━━━━━ DATASET EXCERPTS ━━━━━

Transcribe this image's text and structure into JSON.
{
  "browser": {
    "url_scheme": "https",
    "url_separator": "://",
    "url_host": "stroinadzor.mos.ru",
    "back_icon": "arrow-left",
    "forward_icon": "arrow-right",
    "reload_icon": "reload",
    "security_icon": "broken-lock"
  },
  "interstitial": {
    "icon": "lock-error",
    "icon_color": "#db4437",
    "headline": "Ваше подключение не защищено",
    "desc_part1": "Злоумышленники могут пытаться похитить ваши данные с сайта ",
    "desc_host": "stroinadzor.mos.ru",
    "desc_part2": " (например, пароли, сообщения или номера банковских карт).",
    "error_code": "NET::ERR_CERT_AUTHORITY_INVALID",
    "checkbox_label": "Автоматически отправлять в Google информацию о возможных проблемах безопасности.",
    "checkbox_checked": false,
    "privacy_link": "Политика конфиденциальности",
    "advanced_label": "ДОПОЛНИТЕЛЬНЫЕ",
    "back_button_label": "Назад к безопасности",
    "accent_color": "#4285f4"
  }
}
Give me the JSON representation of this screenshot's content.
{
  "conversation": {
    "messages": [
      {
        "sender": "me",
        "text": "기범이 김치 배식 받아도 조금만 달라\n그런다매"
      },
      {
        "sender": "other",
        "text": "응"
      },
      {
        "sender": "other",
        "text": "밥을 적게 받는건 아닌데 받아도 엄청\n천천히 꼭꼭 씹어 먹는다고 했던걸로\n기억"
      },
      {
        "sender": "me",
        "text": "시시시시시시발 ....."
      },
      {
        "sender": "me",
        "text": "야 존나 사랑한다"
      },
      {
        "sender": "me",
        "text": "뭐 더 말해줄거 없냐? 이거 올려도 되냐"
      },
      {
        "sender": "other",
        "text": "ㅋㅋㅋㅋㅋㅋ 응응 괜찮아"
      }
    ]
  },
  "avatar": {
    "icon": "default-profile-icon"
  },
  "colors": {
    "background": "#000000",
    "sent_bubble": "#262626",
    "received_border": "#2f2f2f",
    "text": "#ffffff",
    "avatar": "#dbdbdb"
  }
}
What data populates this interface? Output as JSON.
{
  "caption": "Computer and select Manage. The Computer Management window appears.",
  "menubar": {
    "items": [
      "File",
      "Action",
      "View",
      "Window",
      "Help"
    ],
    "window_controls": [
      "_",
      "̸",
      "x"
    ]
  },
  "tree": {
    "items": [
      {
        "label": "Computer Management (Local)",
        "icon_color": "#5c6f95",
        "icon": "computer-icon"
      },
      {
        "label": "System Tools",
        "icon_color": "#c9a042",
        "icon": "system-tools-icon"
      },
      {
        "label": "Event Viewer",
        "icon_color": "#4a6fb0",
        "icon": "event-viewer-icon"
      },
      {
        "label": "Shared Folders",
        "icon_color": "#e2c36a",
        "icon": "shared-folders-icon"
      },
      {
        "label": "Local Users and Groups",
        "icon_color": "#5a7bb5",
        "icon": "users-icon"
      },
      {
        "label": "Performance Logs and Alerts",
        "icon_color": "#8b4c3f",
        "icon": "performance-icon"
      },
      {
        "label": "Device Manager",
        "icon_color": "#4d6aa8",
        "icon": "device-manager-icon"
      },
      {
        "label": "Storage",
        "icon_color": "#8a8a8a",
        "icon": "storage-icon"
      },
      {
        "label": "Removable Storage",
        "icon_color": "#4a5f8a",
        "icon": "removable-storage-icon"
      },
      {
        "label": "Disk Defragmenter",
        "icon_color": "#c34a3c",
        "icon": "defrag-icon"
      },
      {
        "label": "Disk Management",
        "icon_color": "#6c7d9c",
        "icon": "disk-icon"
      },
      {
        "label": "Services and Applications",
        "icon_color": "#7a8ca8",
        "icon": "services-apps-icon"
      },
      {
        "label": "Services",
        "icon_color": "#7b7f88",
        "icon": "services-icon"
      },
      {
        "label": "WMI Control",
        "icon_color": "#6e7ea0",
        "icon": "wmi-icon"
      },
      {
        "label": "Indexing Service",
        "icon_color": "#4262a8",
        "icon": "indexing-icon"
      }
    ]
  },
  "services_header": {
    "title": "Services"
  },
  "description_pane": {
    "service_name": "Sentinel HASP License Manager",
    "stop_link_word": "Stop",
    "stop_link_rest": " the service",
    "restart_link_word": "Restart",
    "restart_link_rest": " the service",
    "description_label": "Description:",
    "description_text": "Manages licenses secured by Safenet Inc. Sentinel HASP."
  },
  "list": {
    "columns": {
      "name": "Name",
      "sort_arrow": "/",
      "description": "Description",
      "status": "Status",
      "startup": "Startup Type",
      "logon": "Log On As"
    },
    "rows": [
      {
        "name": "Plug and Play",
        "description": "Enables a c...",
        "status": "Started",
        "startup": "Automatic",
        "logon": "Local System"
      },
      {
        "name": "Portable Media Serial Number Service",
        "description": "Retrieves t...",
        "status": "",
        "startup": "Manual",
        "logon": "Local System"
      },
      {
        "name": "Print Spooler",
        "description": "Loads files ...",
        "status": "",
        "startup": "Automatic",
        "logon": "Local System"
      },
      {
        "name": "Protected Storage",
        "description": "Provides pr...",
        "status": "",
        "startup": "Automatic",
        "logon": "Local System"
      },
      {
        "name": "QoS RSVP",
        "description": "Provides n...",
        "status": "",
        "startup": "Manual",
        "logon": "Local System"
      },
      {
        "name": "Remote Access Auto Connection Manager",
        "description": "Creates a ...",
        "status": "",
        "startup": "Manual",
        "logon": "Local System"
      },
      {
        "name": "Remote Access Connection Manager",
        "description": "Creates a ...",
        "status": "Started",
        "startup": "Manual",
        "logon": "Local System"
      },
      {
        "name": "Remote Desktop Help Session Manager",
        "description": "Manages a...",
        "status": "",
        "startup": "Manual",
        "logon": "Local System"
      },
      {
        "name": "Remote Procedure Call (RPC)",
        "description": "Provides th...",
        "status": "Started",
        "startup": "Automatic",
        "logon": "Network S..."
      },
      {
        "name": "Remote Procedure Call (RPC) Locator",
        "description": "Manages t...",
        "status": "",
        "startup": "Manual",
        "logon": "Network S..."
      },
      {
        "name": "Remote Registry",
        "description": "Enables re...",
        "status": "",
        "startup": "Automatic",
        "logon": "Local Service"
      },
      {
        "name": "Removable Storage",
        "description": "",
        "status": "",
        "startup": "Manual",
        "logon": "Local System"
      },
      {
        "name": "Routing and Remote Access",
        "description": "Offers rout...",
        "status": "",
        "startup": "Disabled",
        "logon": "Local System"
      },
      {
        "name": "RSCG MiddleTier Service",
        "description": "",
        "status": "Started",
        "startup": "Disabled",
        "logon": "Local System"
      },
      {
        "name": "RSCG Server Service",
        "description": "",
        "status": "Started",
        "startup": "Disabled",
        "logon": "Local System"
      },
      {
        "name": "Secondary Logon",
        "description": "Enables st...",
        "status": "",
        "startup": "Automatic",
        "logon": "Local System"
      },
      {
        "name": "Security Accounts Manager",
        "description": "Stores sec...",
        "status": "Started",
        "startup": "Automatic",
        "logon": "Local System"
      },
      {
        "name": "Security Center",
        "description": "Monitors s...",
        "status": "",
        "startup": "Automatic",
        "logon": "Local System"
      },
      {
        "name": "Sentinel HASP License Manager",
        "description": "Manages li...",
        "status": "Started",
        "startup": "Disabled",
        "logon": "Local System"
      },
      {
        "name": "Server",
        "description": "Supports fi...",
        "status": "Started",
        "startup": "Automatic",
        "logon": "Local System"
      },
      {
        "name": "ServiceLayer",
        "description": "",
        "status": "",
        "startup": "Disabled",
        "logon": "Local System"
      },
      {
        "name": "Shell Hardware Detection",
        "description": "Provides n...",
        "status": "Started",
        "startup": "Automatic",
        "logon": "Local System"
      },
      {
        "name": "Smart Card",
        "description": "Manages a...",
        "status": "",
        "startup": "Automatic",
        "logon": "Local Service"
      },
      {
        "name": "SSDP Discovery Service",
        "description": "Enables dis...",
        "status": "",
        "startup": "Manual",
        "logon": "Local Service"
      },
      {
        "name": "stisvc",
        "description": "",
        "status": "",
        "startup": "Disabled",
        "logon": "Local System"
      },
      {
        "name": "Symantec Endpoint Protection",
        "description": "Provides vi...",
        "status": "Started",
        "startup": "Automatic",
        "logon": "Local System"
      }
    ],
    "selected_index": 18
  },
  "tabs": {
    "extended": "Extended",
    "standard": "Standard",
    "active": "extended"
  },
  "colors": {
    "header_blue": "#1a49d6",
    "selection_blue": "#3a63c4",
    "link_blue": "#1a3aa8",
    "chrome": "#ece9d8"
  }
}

━━━━━

#### TASK PROMPT:
Above are the records; copy every line in them that holds the word "Server".

#### RIGHT ANSWER:
        "name": "RSCG Server Service",
        "name": "Server",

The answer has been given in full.